Material to process:
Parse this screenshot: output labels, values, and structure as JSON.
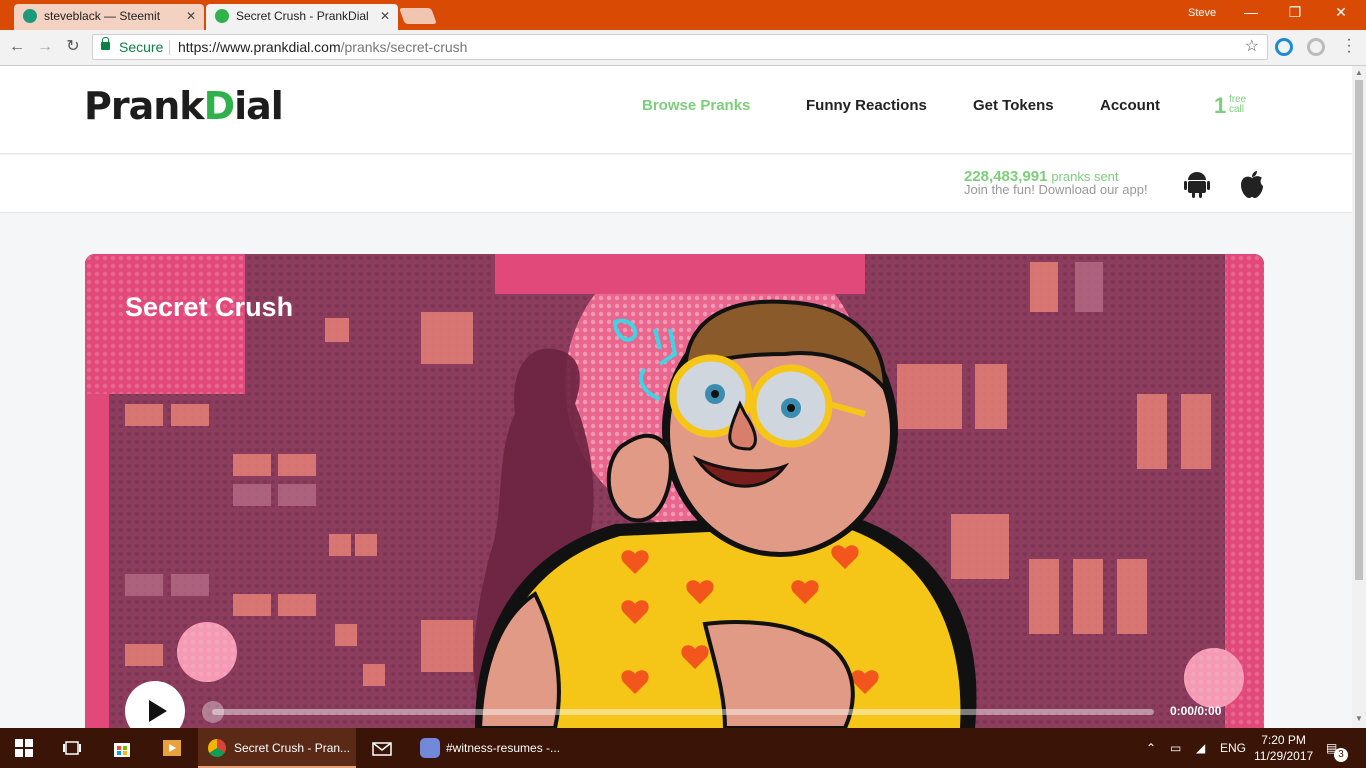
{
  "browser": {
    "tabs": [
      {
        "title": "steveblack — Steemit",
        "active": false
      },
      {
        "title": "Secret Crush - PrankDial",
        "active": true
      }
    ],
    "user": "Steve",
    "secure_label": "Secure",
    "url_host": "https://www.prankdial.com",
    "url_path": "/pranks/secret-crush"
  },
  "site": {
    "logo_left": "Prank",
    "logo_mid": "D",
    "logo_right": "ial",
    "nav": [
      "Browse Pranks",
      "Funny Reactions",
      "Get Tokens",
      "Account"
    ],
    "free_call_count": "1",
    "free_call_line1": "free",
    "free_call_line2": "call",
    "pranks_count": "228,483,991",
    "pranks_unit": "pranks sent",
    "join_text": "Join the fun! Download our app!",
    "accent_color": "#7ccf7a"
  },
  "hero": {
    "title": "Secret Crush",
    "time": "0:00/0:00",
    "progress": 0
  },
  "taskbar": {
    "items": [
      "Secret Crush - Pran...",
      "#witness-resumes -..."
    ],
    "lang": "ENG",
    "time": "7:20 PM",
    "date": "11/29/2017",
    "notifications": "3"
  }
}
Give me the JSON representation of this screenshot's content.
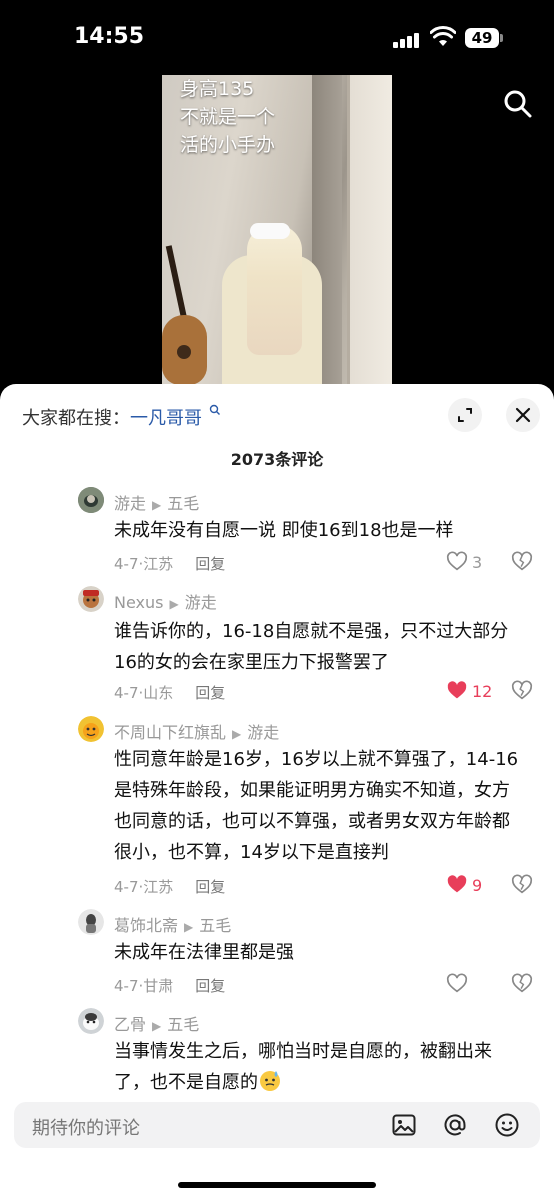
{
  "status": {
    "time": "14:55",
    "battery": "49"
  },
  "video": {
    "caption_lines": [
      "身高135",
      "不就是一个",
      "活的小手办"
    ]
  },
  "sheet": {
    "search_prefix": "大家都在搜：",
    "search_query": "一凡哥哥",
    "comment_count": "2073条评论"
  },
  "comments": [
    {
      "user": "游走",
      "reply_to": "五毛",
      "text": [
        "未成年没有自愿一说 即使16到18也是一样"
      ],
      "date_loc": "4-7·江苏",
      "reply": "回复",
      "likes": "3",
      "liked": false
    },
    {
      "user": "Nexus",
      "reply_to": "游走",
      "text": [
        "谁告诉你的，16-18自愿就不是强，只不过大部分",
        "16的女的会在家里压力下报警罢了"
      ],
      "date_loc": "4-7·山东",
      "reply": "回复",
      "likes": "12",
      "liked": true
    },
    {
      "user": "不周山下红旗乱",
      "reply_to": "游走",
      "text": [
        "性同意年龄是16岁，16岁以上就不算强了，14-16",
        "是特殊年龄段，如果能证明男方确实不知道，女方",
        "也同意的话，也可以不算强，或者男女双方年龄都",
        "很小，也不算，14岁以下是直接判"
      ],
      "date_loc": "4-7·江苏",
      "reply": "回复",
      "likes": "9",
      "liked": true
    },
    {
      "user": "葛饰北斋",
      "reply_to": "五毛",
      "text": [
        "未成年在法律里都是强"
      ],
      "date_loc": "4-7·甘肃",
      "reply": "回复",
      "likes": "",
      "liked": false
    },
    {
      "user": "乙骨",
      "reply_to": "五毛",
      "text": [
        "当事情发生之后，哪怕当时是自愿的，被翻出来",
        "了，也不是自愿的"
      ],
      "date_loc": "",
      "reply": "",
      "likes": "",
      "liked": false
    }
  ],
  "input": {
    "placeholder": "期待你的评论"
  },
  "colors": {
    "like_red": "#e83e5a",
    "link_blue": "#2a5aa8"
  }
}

Task instructions:
Exclude the images, then output the data above word for word.

Exercise response:
Parse this screenshot: output labels, values, and structure as JSON.
{
  "browser": {
    "tabs": [
      {
        "title": "steveblack — Steemit",
        "active": false
      },
      {
        "title": "Secret Crush - PrankDial",
        "active": true
      }
    ],
    "user": "Steve",
    "secure_label": "Secure",
    "url_host": "https://www.prankdial.com",
    "url_path": "/pranks/secret-crush"
  },
  "site": {
    "logo_left": "Prank",
    "logo_mid": "D",
    "logo_right": "ial",
    "nav": [
      "Browse Pranks",
      "Funny Reactions",
      "Get Tokens",
      "Account"
    ],
    "free_call_count": "1",
    "free_call_line1": "free",
    "free_call_line2": "call",
    "pranks_count": "228,483,991",
    "pranks_unit": "pranks sent",
    "join_text": "Join the fun! Download our app!",
    "accent_color": "#7ccf7a"
  },
  "hero": {
    "title": "Secret Crush",
    "time": "0:00/0:00",
    "progress": 0
  },
  "taskbar": {
    "items": [
      "Secret Crush - Pran...",
      "#witness-resumes -..."
    ],
    "lang": "ENG",
    "time": "7:20 PM",
    "date": "11/29/2017",
    "notifications": "3"
  }
}
Give me the JSON representation of this screenshot's content.
{
  "status": {
    "time": "14:55",
    "battery": "49"
  },
  "video": {
    "caption_lines": [
      "身高135",
      "不就是一个",
      "活的小手办"
    ]
  },
  "sheet": {
    "search_prefix": "大家都在搜：",
    "search_query": "一凡哥哥",
    "comment_count": "2073条评论"
  },
  "comments": [
    {
      "user": "游走",
      "reply_to": "五毛",
      "text": [
        "未成年没有自愿一说 即使16到18也是一样"
      ],
      "date_loc": "4-7·江苏",
      "reply": "回复",
      "likes": "3",
      "liked": false
    },
    {
      "user": "Nexus",
      "reply_to": "游走",
      "text": [
        "谁告诉你的，16-18自愿就不是强，只不过大部分",
        "16的女的会在家里压力下报警罢了"
      ],
      "date_loc": "4-7·山东",
      "reply": "回复",
      "likes": "12",
      "liked": true
    },
    {
      "user": "不周山下红旗乱",
      "reply_to": "游走",
      "text": [
        "性同意年龄是16岁，16岁以上就不算强了，14-16",
        "是特殊年龄段，如果能证明男方确实不知道，女方",
        "也同意的话，也可以不算强，或者男女双方年龄都",
        "很小，也不算，14岁以下是直接判"
      ],
      "date_loc": "4-7·江苏",
      "reply": "回复",
      "likes": "9",
      "liked": true
    },
    {
      "user": "葛饰北斋",
      "reply_to": "五毛",
      "text": [
        "未成年在法律里都是强"
      ],
      "date_loc": "4-7·甘肃",
      "reply": "回复",
      "likes": "",
      "liked": false
    },
    {
      "user": "乙骨",
      "reply_to": "五毛",
      "text": [
        "当事情发生之后，哪怕当时是自愿的，被翻出来",
        "了，也不是自愿的"
      ],
      "date_loc": "",
      "reply": "",
      "likes": "",
      "liked": false
    }
  ],
  "input": {
    "placeholder": "期待你的评论"
  },
  "colors": {
    "like_red": "#e83e5a",
    "link_blue": "#2a5aa8"
  }
}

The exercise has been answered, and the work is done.